Objective ▸ Scan the records for the word "data". Copy each line that includes it.

═════ Input for this task

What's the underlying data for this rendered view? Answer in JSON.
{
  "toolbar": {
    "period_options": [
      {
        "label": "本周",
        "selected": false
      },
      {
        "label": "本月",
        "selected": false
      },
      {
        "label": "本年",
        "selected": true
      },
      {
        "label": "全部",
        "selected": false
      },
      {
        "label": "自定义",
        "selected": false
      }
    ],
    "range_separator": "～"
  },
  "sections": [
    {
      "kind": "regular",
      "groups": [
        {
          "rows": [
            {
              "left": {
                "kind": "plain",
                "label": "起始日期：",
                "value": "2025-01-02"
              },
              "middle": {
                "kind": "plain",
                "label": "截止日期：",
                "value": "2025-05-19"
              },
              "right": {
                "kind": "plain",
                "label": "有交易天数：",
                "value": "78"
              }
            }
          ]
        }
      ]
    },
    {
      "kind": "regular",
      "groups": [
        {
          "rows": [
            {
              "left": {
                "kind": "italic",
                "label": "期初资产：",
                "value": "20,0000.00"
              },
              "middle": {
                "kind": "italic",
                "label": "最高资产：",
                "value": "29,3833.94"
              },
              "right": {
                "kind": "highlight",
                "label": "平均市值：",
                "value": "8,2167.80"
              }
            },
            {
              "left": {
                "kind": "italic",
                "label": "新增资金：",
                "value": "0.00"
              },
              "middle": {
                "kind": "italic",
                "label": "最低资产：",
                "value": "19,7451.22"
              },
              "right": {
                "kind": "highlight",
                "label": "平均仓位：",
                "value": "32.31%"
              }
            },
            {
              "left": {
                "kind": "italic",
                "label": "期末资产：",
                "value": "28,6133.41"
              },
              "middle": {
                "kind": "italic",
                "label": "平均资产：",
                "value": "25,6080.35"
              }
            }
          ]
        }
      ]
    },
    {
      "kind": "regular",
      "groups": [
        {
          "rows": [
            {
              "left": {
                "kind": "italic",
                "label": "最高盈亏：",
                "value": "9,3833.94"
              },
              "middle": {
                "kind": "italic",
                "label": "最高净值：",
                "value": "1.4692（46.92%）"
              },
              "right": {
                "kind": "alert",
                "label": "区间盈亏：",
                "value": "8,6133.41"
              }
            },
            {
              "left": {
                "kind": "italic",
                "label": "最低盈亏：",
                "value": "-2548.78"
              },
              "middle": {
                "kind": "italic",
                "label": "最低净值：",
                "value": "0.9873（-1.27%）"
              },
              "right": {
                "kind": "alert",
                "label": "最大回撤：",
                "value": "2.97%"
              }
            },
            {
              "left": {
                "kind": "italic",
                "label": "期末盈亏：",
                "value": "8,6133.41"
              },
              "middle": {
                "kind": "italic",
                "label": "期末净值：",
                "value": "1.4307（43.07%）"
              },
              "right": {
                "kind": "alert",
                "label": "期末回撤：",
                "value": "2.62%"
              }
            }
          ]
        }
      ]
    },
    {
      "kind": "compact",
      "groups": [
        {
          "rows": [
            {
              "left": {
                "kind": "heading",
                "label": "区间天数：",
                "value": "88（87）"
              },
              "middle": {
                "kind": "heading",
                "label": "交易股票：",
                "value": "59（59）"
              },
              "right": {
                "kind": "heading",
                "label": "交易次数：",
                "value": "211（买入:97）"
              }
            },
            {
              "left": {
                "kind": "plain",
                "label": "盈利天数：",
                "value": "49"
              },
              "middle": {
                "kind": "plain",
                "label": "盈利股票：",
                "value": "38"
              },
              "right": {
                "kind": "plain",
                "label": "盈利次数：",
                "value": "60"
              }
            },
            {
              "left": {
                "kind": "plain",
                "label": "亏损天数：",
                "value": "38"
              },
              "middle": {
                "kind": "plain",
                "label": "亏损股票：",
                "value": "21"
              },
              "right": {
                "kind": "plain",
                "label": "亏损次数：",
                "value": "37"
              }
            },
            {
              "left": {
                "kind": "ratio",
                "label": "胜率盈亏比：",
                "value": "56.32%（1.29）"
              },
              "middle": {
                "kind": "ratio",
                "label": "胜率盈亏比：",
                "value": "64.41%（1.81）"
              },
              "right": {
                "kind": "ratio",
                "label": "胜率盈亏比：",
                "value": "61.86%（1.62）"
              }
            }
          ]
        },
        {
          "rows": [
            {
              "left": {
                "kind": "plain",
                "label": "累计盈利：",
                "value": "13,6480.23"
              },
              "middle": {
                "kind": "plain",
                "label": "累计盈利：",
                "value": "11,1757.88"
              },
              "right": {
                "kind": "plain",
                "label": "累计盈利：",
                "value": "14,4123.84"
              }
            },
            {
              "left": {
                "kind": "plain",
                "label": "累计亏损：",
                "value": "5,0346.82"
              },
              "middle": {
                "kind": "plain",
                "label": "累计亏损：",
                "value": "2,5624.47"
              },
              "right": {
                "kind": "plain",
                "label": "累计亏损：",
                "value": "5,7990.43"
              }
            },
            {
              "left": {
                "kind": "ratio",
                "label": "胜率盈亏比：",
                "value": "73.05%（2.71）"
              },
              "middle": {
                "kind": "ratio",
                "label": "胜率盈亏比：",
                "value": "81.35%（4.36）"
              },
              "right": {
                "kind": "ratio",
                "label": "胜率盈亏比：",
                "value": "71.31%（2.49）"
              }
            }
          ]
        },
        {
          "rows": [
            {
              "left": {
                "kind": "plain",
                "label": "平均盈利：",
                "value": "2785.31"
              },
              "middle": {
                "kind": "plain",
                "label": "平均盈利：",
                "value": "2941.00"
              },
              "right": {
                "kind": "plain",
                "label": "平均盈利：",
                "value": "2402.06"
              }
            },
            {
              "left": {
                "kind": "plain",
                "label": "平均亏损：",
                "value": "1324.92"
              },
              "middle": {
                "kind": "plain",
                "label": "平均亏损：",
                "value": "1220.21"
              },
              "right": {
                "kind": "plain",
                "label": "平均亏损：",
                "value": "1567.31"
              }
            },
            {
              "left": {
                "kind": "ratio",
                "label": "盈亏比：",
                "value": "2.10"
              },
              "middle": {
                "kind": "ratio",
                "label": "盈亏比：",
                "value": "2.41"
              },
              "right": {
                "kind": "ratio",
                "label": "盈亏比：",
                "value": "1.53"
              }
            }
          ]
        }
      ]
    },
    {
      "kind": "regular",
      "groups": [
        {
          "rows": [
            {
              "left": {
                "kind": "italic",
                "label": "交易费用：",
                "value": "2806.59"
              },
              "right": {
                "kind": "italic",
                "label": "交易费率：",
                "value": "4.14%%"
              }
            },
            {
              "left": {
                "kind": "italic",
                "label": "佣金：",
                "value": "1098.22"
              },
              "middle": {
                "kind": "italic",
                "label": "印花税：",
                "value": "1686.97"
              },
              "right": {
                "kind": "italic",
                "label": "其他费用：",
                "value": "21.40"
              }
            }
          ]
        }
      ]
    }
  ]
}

══════════
═════ Input for this task

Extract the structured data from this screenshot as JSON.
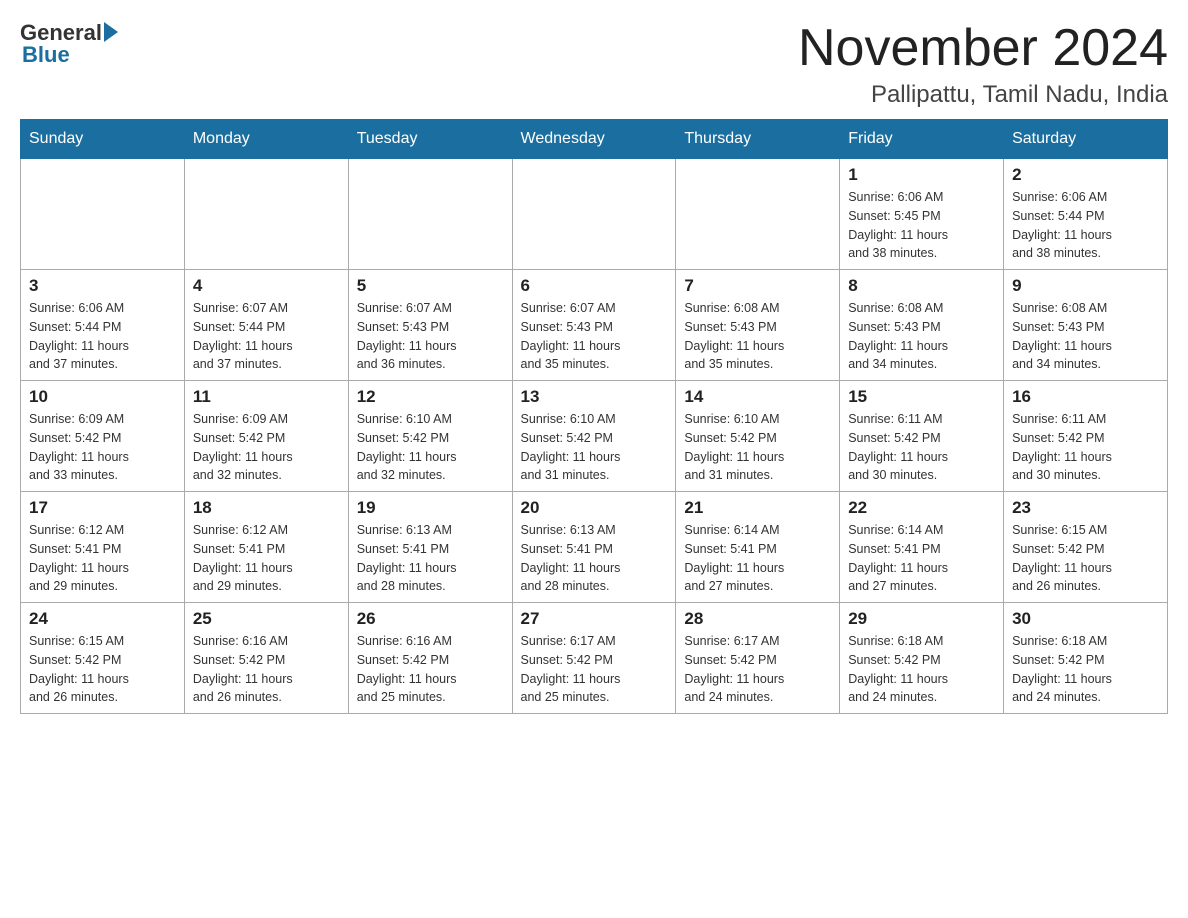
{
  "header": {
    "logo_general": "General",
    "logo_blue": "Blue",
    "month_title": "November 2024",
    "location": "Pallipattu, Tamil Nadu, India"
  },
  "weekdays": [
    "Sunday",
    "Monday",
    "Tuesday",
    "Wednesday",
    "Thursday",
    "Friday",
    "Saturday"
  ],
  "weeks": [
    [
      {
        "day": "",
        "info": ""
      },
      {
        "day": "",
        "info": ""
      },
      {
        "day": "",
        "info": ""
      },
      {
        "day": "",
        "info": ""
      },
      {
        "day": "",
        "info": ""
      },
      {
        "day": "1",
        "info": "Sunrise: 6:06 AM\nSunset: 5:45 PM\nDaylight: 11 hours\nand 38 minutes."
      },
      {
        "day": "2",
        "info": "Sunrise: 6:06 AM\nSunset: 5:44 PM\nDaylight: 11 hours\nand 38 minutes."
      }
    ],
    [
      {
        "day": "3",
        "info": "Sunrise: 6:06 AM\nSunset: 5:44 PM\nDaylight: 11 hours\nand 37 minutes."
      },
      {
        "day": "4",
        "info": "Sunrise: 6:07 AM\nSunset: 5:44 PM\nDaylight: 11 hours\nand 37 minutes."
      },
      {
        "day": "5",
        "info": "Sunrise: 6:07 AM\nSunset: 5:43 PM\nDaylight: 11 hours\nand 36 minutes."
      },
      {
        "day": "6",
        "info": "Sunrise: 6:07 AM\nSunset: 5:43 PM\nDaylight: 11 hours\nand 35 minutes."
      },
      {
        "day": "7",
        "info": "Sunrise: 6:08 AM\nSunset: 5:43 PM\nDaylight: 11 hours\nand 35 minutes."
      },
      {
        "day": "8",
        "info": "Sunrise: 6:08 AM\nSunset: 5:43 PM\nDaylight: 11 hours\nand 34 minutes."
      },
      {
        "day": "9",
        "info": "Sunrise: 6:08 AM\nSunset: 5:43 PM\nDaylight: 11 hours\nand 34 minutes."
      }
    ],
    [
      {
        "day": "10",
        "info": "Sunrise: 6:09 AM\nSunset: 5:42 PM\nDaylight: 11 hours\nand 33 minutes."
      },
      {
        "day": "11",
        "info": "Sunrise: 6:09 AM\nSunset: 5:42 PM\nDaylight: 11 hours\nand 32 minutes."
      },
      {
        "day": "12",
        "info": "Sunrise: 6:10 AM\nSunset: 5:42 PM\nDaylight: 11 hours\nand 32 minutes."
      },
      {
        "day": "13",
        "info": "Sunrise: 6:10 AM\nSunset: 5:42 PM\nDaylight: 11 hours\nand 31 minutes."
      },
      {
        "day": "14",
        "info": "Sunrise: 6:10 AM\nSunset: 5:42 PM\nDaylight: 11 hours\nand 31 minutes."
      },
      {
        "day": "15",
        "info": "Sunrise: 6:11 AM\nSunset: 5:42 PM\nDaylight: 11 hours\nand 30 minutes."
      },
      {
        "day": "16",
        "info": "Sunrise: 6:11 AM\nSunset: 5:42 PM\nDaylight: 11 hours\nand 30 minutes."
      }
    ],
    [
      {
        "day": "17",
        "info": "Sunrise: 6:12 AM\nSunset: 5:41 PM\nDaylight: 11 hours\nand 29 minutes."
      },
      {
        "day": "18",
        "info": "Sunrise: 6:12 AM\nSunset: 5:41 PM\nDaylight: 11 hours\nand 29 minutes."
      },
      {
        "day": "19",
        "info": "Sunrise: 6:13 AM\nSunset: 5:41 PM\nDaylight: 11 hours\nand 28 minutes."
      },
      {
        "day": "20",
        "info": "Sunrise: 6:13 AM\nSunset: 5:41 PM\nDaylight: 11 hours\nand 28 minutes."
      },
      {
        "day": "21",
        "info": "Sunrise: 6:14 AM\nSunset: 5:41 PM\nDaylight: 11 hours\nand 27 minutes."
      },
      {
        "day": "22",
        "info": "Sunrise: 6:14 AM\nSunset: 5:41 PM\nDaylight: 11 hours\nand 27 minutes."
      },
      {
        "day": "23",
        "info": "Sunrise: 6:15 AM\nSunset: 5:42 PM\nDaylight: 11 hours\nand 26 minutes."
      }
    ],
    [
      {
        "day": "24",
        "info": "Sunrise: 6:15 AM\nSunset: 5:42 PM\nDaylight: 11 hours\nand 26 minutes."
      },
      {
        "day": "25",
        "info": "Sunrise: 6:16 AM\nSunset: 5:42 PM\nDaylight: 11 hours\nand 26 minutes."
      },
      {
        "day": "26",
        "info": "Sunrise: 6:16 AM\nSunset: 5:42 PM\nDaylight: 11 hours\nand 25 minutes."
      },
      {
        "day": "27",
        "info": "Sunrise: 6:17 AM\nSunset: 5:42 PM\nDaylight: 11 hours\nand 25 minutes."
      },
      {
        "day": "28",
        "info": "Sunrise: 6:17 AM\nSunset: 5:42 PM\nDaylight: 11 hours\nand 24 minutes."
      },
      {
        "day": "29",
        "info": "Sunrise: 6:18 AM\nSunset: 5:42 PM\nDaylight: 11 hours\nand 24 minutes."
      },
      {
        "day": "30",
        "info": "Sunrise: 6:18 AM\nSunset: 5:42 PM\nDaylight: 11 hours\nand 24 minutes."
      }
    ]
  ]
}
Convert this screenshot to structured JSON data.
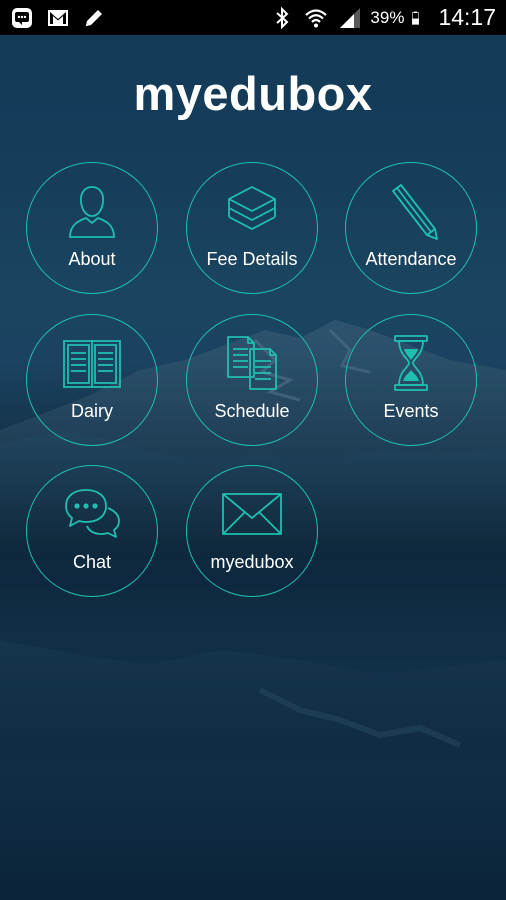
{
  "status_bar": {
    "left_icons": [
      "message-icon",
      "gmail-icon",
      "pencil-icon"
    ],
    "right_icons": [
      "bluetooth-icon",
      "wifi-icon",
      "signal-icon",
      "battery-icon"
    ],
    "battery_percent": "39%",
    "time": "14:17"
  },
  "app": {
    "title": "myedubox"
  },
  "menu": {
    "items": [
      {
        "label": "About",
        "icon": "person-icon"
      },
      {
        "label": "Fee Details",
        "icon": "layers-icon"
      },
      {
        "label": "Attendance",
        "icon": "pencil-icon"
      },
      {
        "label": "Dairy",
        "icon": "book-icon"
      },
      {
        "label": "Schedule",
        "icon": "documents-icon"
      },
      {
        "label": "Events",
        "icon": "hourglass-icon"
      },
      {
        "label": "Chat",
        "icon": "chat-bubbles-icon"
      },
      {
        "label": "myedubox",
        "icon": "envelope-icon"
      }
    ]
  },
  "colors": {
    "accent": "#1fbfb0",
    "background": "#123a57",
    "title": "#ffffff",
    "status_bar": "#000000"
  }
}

══════════

Written response ▸
What's the underlying data for this rendered view? Answer in JSON.
Extract the structured data from this screenshot as JSON.
Convert this screenshot to structured JSON data.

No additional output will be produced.